* OBJECTIVE:
Copy every line that mentions the word "روزانه".

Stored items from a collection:

▶

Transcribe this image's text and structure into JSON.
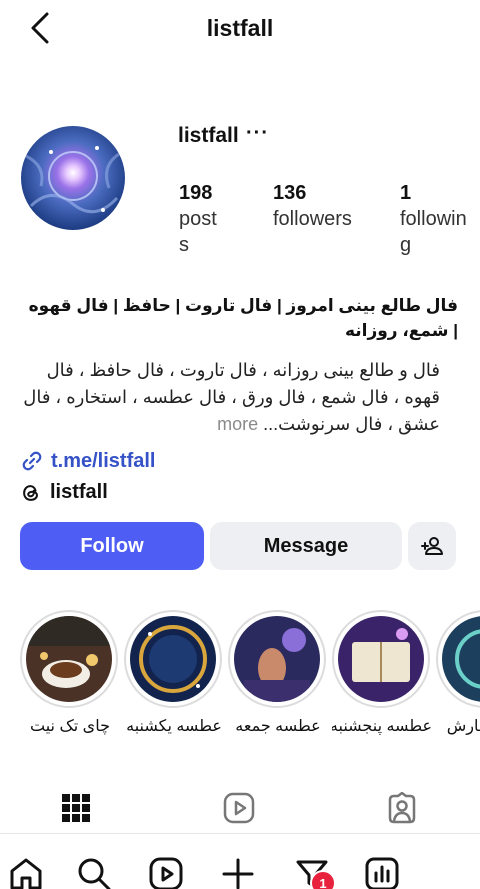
{
  "header": {
    "title": "listfall"
  },
  "profile": {
    "username": "listfall",
    "more": "···",
    "stats": [
      {
        "value": "198",
        "label": "posts"
      },
      {
        "value": "136",
        "label": "followers"
      },
      {
        "value": "1",
        "label": "following"
      }
    ],
    "bio_title": "فال طالع بینی امروز | فال تاروت | حافظ | فال قهوه | شمع، روزانه",
    "bio_text": "فال و طالع بینی روزانه ، فال تاروت ، فال حافظ ، فال قهوه ، فال شمع ، فال ورق ، فال عطسه ، استخاره ، فال عشق ، فال سرنوشت...",
    "bio_more": "more",
    "link": "t.me/listfall",
    "threads": "listfall"
  },
  "actions": {
    "follow": "Follow",
    "message": "Message"
  },
  "highlights": [
    {
      "label": "چای تک نیت"
    },
    {
      "label": "عطسه یکشنبه"
    },
    {
      "label": "عطسه جمعه"
    },
    {
      "label": "عطسه پنجشنبه"
    },
    {
      "label": "...استخارش"
    }
  ],
  "nav": {
    "badge": "1"
  },
  "colors": {
    "accent": "#4e5ef5",
    "link": "#3552c7",
    "badge": "#e8213c"
  }
}
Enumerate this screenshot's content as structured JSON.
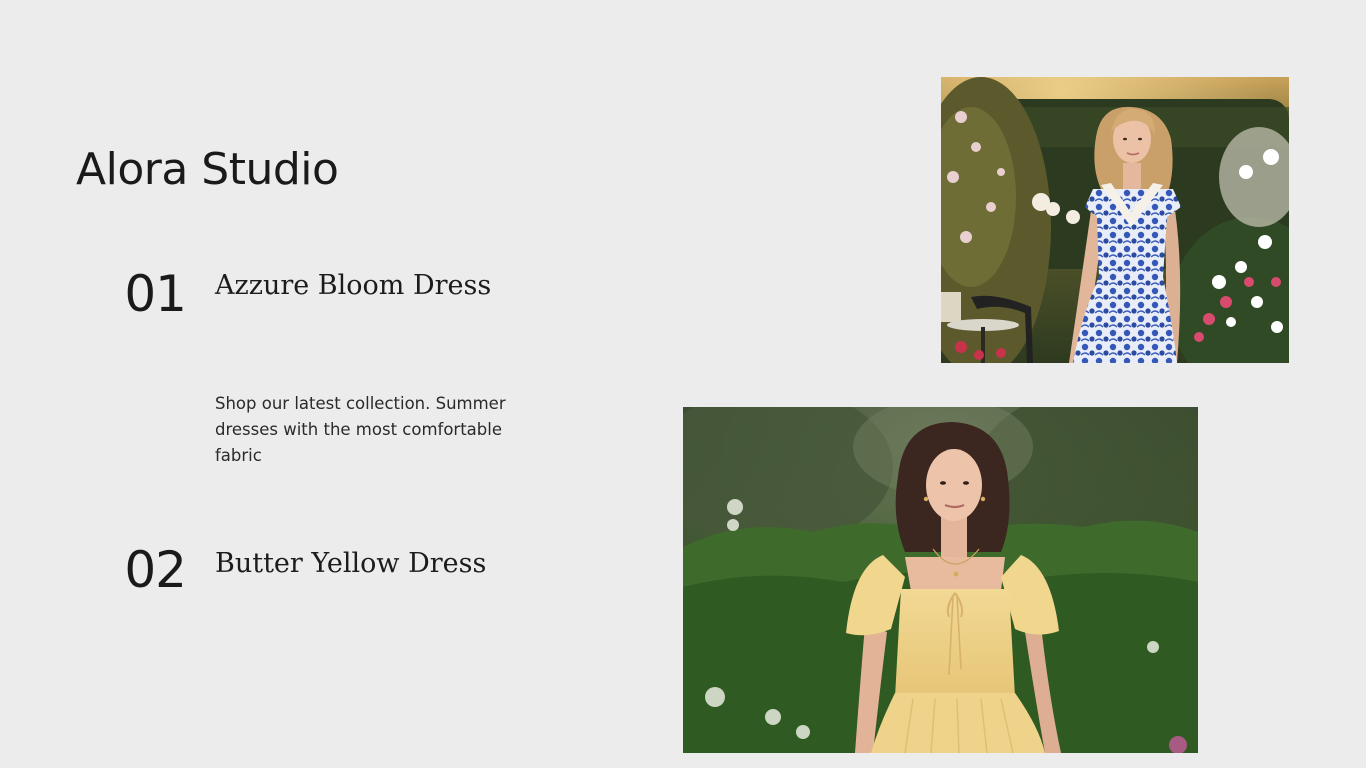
{
  "brand": {
    "name": "Alora Studio"
  },
  "products": [
    {
      "number": "01",
      "title": "Azzure Bloom Dress",
      "description": "Shop our latest collection. Summer dresses with the most comfortable fabric",
      "image": {
        "subject": "woman in blue floral dress in a rose garden",
        "accent": "#3a5fb8"
      }
    },
    {
      "number": "02",
      "title": "Butter Yellow Dress",
      "image": {
        "subject": "woman in butter yellow dress against green hedge",
        "accent": "#ecd28a"
      }
    }
  ],
  "colors": {
    "background": "#ececec",
    "text": "#1a1a1a"
  }
}
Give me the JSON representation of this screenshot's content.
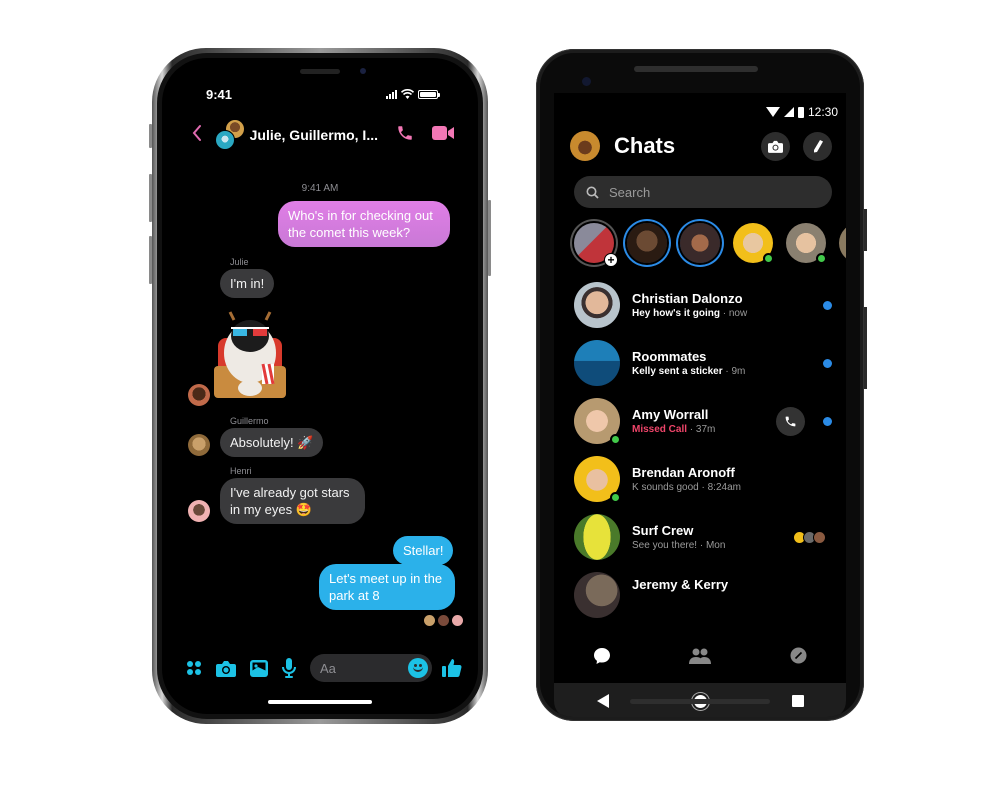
{
  "iphone": {
    "status_time": "9:41",
    "header": {
      "title": "Julie, Guillermo, I...",
      "back_icon": "chevron-left-icon",
      "call_icon": "phone-icon",
      "video_icon": "video-camera-icon"
    },
    "timestamp": "9:41 AM",
    "messages": [
      {
        "sender": "",
        "text": "Who's in for checking out the comet this week?",
        "direction": "outgoing"
      },
      {
        "sender": "Julie",
        "text": "I'm in!",
        "direction": "incoming"
      },
      {
        "sender": "Julie",
        "text": "",
        "type": "sticker",
        "sticker": "yeti-popcorn-3d-glasses",
        "direction": "incoming"
      },
      {
        "sender": "Guillermo",
        "text": "Absolutely! 🚀",
        "direction": "incoming"
      },
      {
        "sender": "Henri",
        "text": "I've already got stars in my eyes 🤩",
        "direction": "incoming"
      },
      {
        "sender": "",
        "text": "Stellar!",
        "direction": "outgoing"
      },
      {
        "sender": "",
        "text": "Let's meet up in the park at 8",
        "direction": "outgoing"
      }
    ],
    "composer": {
      "placeholder": "Aa",
      "icons": [
        "apps-grid-icon",
        "camera-icon",
        "gallery-icon",
        "microphone-icon",
        "emoji-icon",
        "thumbs-up-icon"
      ]
    },
    "colors": {
      "accent_pink": "#f277b5",
      "accent_blue": "#1cc2e5",
      "bubble_pink": "#d77bdf",
      "bubble_blue": "#2bb1ea",
      "bubble_gray": "#3a3a3c"
    }
  },
  "android": {
    "status_time": "12:30",
    "title": "Chats",
    "search_placeholder": "Search",
    "stories": [
      {
        "name": "your-story",
        "ring": "gray",
        "add": true
      },
      {
        "name": "story-2",
        "ring": "blue"
      },
      {
        "name": "story-3",
        "ring": "blue"
      },
      {
        "name": "active-4",
        "online": true
      },
      {
        "name": "active-5",
        "online": true
      }
    ],
    "conversations": [
      {
        "name": "Christian Dalonzo",
        "preview": "Hey how's it going",
        "time": "now",
        "unread": true,
        "bold_preview": true
      },
      {
        "name": "Roommates",
        "preview": "Kelly sent a sticker",
        "time": "9m",
        "unread": true,
        "bold_preview": true
      },
      {
        "name": "Amy Worrall",
        "preview": "Missed Call",
        "time": "37m",
        "unread": true,
        "missed_call": true,
        "online": true,
        "call_button": true
      },
      {
        "name": "Brendan Aronoff",
        "preview": "K sounds good",
        "time": "8:24am",
        "online": true
      },
      {
        "name": "Surf Crew",
        "preview": "See you there!",
        "time": "Mon",
        "seen_by": 3
      },
      {
        "name": "Jeremy & Kerry",
        "preview": "",
        "time": ""
      }
    ],
    "separator": " · ",
    "tabs": [
      "chats-tab",
      "people-tab",
      "discover-tab"
    ],
    "colors": {
      "unread": "#2b8be6",
      "missed": "#f0456a",
      "online": "#42c94a"
    }
  }
}
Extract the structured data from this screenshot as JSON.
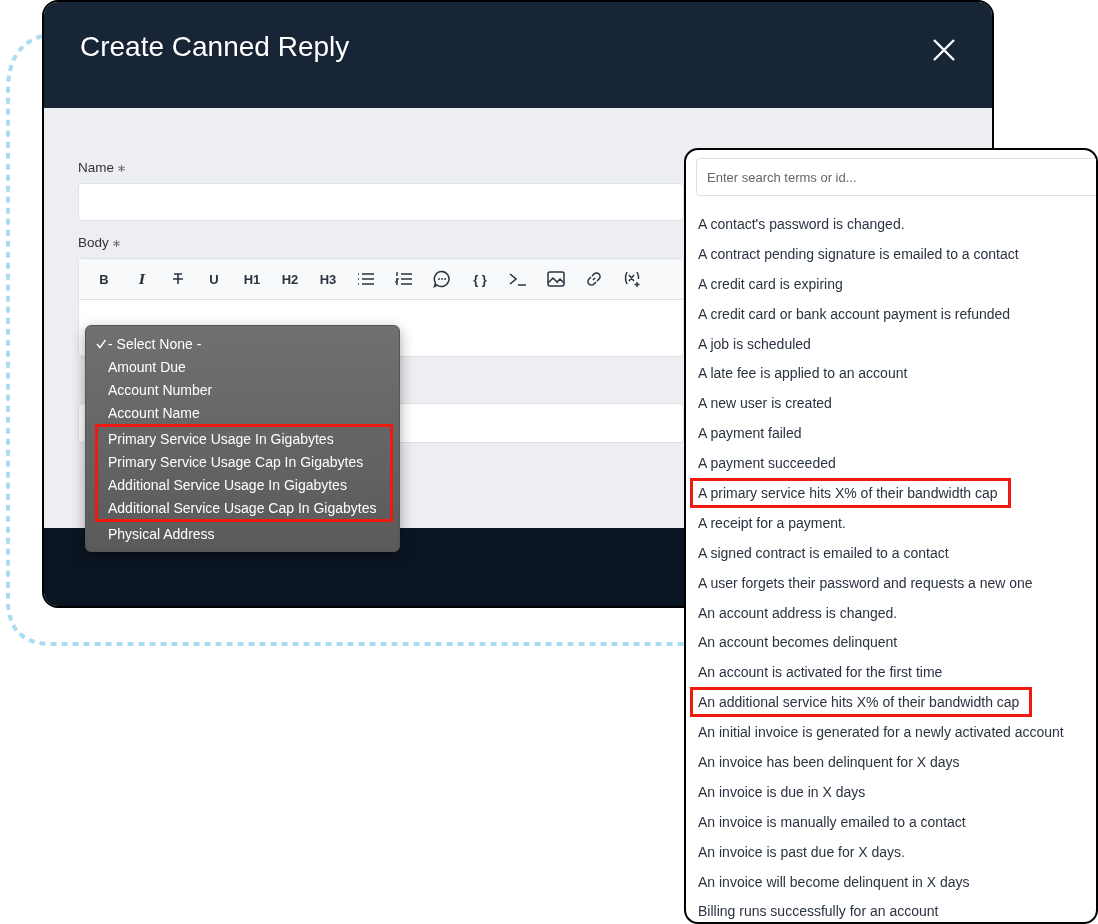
{
  "modal": {
    "title": "Create Canned Reply",
    "fields": [
      {
        "label": "Name",
        "required": true,
        "kind": "input"
      },
      {
        "label": "Body",
        "required": true,
        "kind": "editor"
      }
    ],
    "toolbar": [
      {
        "kind": "text",
        "label": "B"
      },
      {
        "kind": "text",
        "label": "I"
      },
      {
        "kind": "strike"
      },
      {
        "kind": "text",
        "label": "U"
      },
      {
        "kind": "text",
        "label": "H1"
      },
      {
        "kind": "text",
        "label": "H2"
      },
      {
        "kind": "text",
        "label": "H3"
      },
      {
        "kind": "bullets"
      },
      {
        "kind": "numbers"
      },
      {
        "kind": "comment"
      },
      {
        "kind": "text",
        "label": "{ }"
      },
      {
        "kind": "terminal"
      },
      {
        "kind": "image"
      },
      {
        "kind": "link"
      },
      {
        "kind": "variable"
      }
    ]
  },
  "variable_menu": {
    "items": [
      {
        "label": "- Select None -",
        "checked": true,
        "highlighted": false
      },
      {
        "label": "Amount Due",
        "checked": false,
        "highlighted": false
      },
      {
        "label": "Account Number",
        "checked": false,
        "highlighted": false
      },
      {
        "label": "Account Name",
        "checked": false,
        "highlighted": false
      },
      {
        "label": "Primary Service Usage In Gigabytes",
        "checked": false,
        "highlighted": true
      },
      {
        "label": "Primary Service Usage Cap In Gigabytes",
        "checked": false,
        "highlighted": true
      },
      {
        "label": "Additional Service Usage In Gigabytes",
        "checked": false,
        "highlighted": true
      },
      {
        "label": "Additional Service Usage Cap In Gigabytes",
        "checked": false,
        "highlighted": true
      },
      {
        "label": "Physical Address",
        "checked": false,
        "highlighted": false
      }
    ]
  },
  "event_list": {
    "search": {
      "placeholder": "Enter search terms or id..."
    },
    "items": [
      {
        "label": "A contact's password is changed.",
        "highlighted": false
      },
      {
        "label": "A contract pending signature is emailed to a contact",
        "highlighted": false
      },
      {
        "label": "A credit card is expiring",
        "highlighted": false
      },
      {
        "label": "A credit card or bank account payment is refunded",
        "highlighted": false
      },
      {
        "label": "A job is scheduled",
        "highlighted": false
      },
      {
        "label": "A late fee is applied to an account",
        "highlighted": false
      },
      {
        "label": "A new user is created",
        "highlighted": false
      },
      {
        "label": "A payment failed",
        "highlighted": false
      },
      {
        "label": "A payment succeeded",
        "highlighted": false
      },
      {
        "label": "A primary service hits X% of their bandwidth cap",
        "highlighted": true
      },
      {
        "label": "A receipt for a payment.",
        "highlighted": false
      },
      {
        "label": "A signed contract is emailed to a contact",
        "highlighted": false
      },
      {
        "label": "A user forgets their password and requests a new one",
        "highlighted": false
      },
      {
        "label": "An account address is changed.",
        "highlighted": false
      },
      {
        "label": "An account becomes delinquent",
        "highlighted": false
      },
      {
        "label": "An account is activated for the first time",
        "highlighted": false
      },
      {
        "label": "An additional service hits X% of their bandwidth cap",
        "highlighted": true
      },
      {
        "label": "An initial invoice is generated for a newly activated account",
        "highlighted": false
      },
      {
        "label": "An invoice has been delinquent for X days",
        "highlighted": false
      },
      {
        "label": "An invoice is due in X days",
        "highlighted": false
      },
      {
        "label": "An invoice is manually emailed to a contact",
        "highlighted": false
      },
      {
        "label": "An invoice is past due for X days.",
        "highlighted": false
      },
      {
        "label": "An invoice will become delinquent in X days",
        "highlighted": false
      },
      {
        "label": "Billing runs successfully for an account",
        "highlighted": false
      }
    ]
  }
}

◀

* RESPONSE BELOW:
    "bio_title": "فال طالع بینی امروز | فال تاروت | حافظ | فال قهوه | شمع، روزانه",
    "bio_text": "فال و طالع بینی روزانه ، فال تاروت ، فال حافظ ، فال قهوه ، فال شمع ، فال ورق ، فال عطسه ، استخاره ، فال عشق ، فال سرنوشت...",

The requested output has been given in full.